=== EXERCISE REQUIREMENTS ===
What lines of the data hold the string "Recovery"? Pull each one out.

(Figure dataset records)
▼
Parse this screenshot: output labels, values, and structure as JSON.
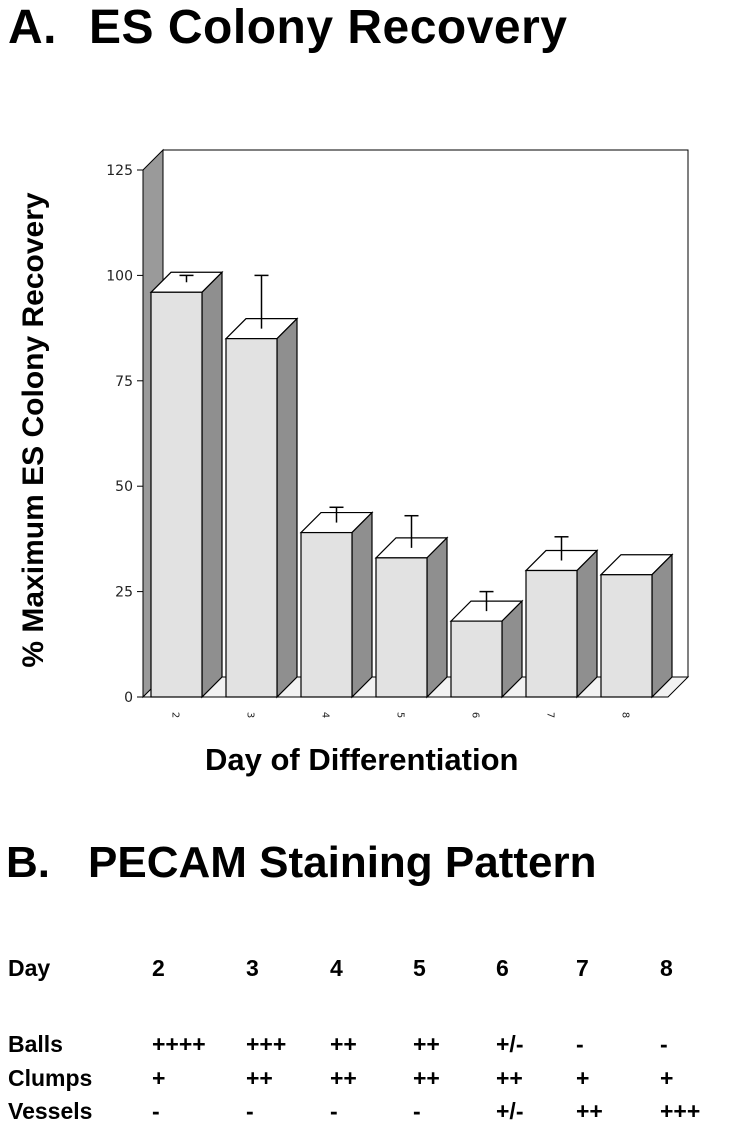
{
  "panel_a": {
    "letter": "A.",
    "title": "ES Colony Recovery"
  },
  "panel_b": {
    "letter": "B.",
    "title": "PECAM Staining Pattern"
  },
  "chart_data": {
    "type": "bar",
    "style": "3d",
    "categories": [
      "2",
      "3",
      "4",
      "5",
      "6",
      "7",
      "8"
    ],
    "series": [
      {
        "values": [
          96,
          85,
          39,
          33,
          18,
          30,
          29
        ],
        "error_upper": [
          100,
          100,
          45,
          43,
          25,
          38,
          null
        ]
      }
    ],
    "ylabel": "% Maximum ES Colony Recovery",
    "xlabel": "Day of Differentiation",
    "yticks": [
      "0",
      "25",
      "50",
      "75",
      "100",
      "125"
    ],
    "ylim": [
      0,
      125
    ],
    "grid": false,
    "colors": {
      "bar_front": "#e2e2e2",
      "bar_side": "#8f8f8f",
      "bar_top": "#ffffff",
      "wall": "#9a9a9a"
    }
  },
  "pecam_table": {
    "header": {
      "label": "Day",
      "values": [
        "2",
        "3",
        "4",
        "5",
        "6",
        "7",
        "8"
      ]
    },
    "rows": [
      {
        "label": "Balls",
        "values": [
          "++++",
          "+++",
          "++",
          "++",
          "+/-",
          "-",
          "-"
        ]
      },
      {
        "label": "Clumps",
        "values": [
          "+",
          "++",
          "++",
          "++",
          "++",
          "+",
          "+"
        ]
      },
      {
        "label": "Vessels",
        "values": [
          "-",
          "-",
          "-",
          "-",
          "+/-",
          "++",
          "+++"
        ]
      }
    ]
  }
}
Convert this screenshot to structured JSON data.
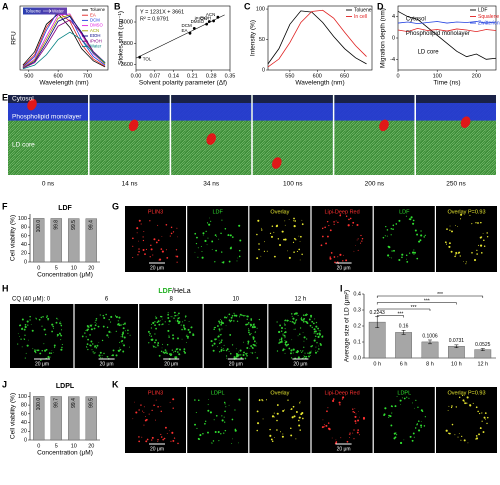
▲
=== THE ANSWER ===
    "title": "ES Colony Recovery"
    "ylabel": "% Maximum ES Colony Recovery",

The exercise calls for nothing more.